[THE REQUEST] Which lines hold the string "dolor"? Copy every one of them.

[EXCERPTED DATA]
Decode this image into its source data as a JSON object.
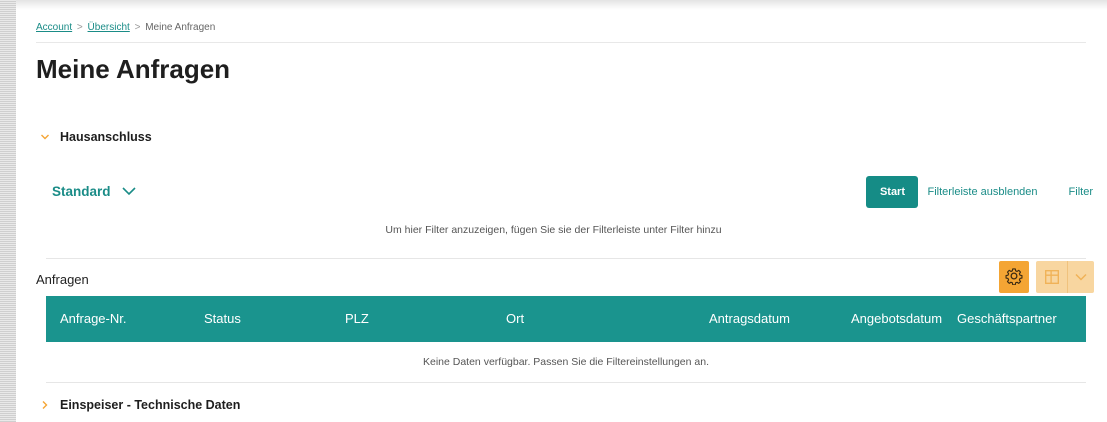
{
  "breadcrumb": {
    "items": [
      "Account",
      "Übersicht"
    ],
    "separator": ">",
    "current": "Meine Anfragen"
  },
  "page": {
    "title": "Meine Anfragen"
  },
  "sections": {
    "hausanschluss": {
      "label": "Hausanschluss",
      "expanded": true
    },
    "einspeiser": {
      "label": "Einspeiser - Technische Daten",
      "expanded": false
    }
  },
  "filterbar": {
    "variant_label": "Standard",
    "start_label": "Start",
    "hide_label": "Filterleiste ausblenden",
    "filter_label": "Filter",
    "hint": "Um hier Filter anzuzeigen, fügen Sie sie der Filterleiste unter Filter hinzu"
  },
  "table": {
    "title": "Anfragen",
    "columns": [
      "Anfrage-Nr.",
      "Status",
      "PLZ",
      "Ort",
      "Antragsdatum",
      "Angebotsdatum",
      "Geschäftspartner"
    ],
    "empty_text": "Keine Daten verfügbar. Passen Sie die Filtereinstellungen an."
  },
  "icons": {
    "settings": "gear-icon",
    "export": "spreadsheet-export-icon",
    "dropdown": "chevron-down-icon",
    "expand": "chevron-right-icon",
    "collapse": "chevron-down-icon"
  },
  "colors": {
    "accent": "#1a8c87",
    "table_header": "#1a948e",
    "orange": "#f4a534",
    "orange_light": "#f8d6a0"
  }
}
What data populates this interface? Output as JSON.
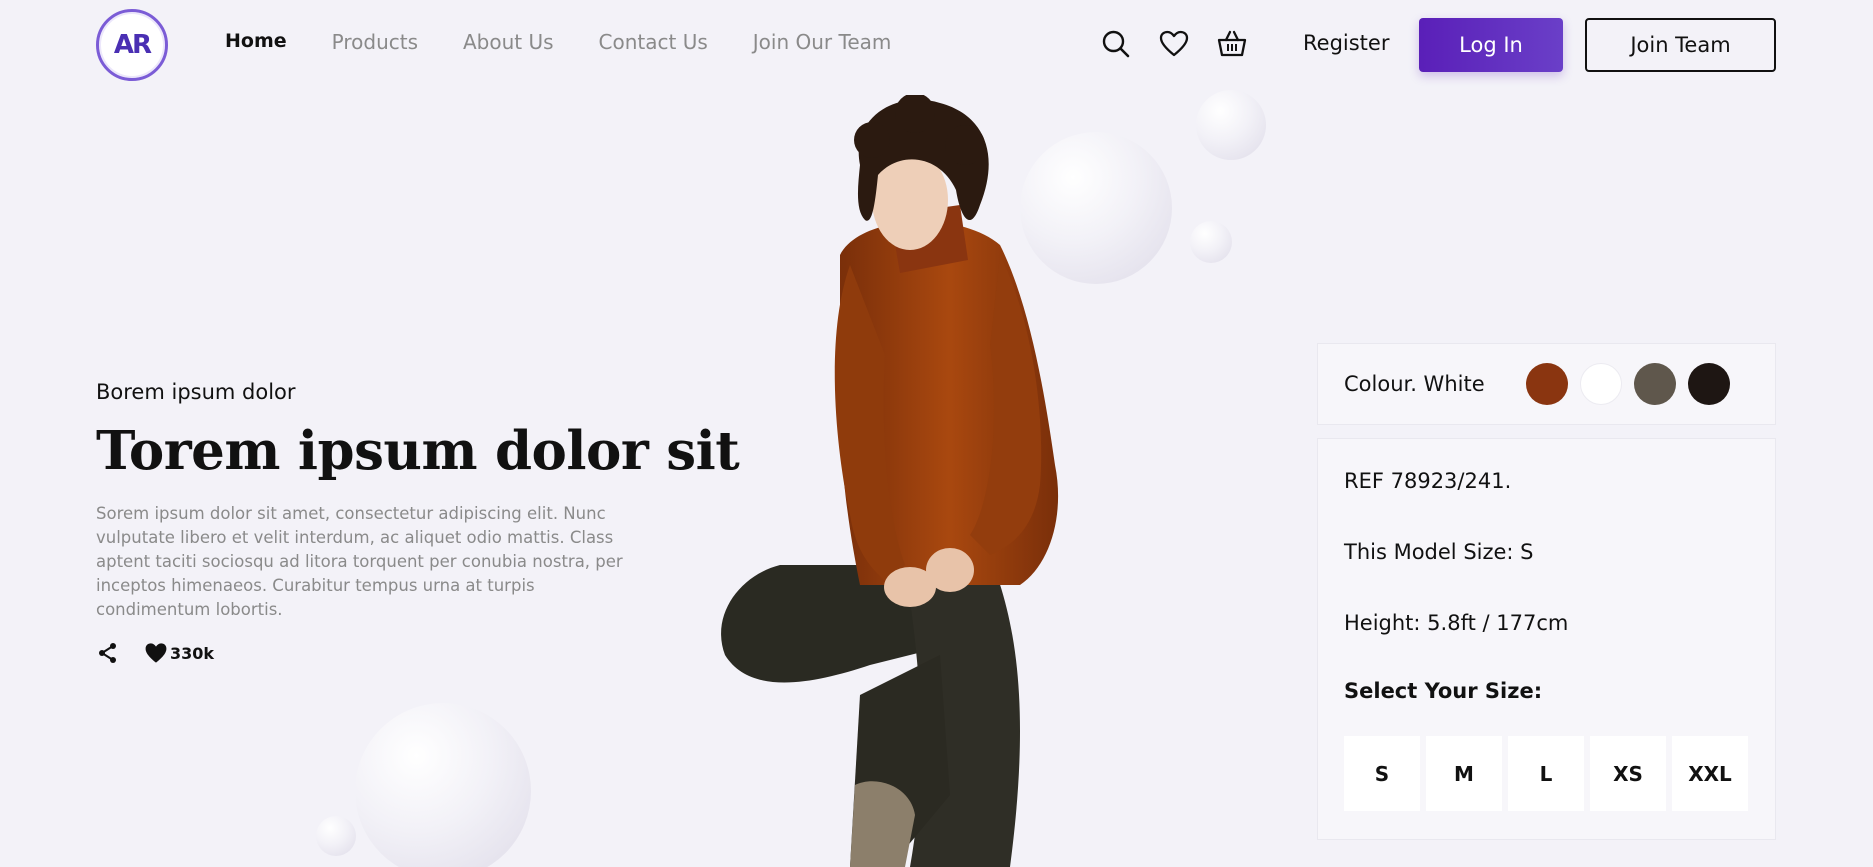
{
  "brand": {
    "logo_text": "AR"
  },
  "nav": {
    "items": [
      {
        "label": "Home",
        "active": true
      },
      {
        "label": "Products"
      },
      {
        "label": "About Us"
      },
      {
        "label": "Contact Us"
      },
      {
        "label": "Join Our Team"
      }
    ]
  },
  "header": {
    "icons": [
      "search-icon",
      "heart-icon",
      "basket-icon"
    ],
    "register_label": "Register",
    "login_label": "Log In",
    "join_label": "Join Team"
  },
  "hero": {
    "kicker": "Borem ipsum dolor",
    "title": "Torem ipsum dolor sit",
    "body": "Sorem ipsum dolor sit amet, consectetur adipiscing elit. Nunc vulputate libero et velit interdum, ac aliquet odio mattis. Class aptent taciti sociosqu ad litora torquent per conubia nostra, per inceptos himenaeos. Curabitur tempus urna at turpis condimentum lobortis.",
    "likes": "330k"
  },
  "product": {
    "colour_label": "Colour. White",
    "colours": [
      "#8a3510",
      "#ffffff",
      "#5f574c",
      "#1e1613"
    ],
    "ref": "REF 78923/241.",
    "model_size": "This Model Size: S",
    "height": "Height: 5.8ft / 177cm",
    "size_title": "Select Your Size:",
    "sizes": [
      "S",
      "M",
      "L",
      "XS",
      "XXL"
    ]
  },
  "colors": {
    "accent": "#5a1fb8",
    "background": "#f3f2f8"
  }
}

[SOLUTION]
    "kicker": "Borem ipsum dolor",
    "title": "Torem ipsum dolor sit",
    "body": "Sorem ipsum dolor sit amet, consectetur adipiscing elit. Nunc vulputate libero et velit interdum, ac aliquet odio mattis. Class aptent taciti sociosqu ad litora torquent per conubia nostra, per inceptos himenaeos. Curabitur tempus urna at turpis condimentum lobortis.",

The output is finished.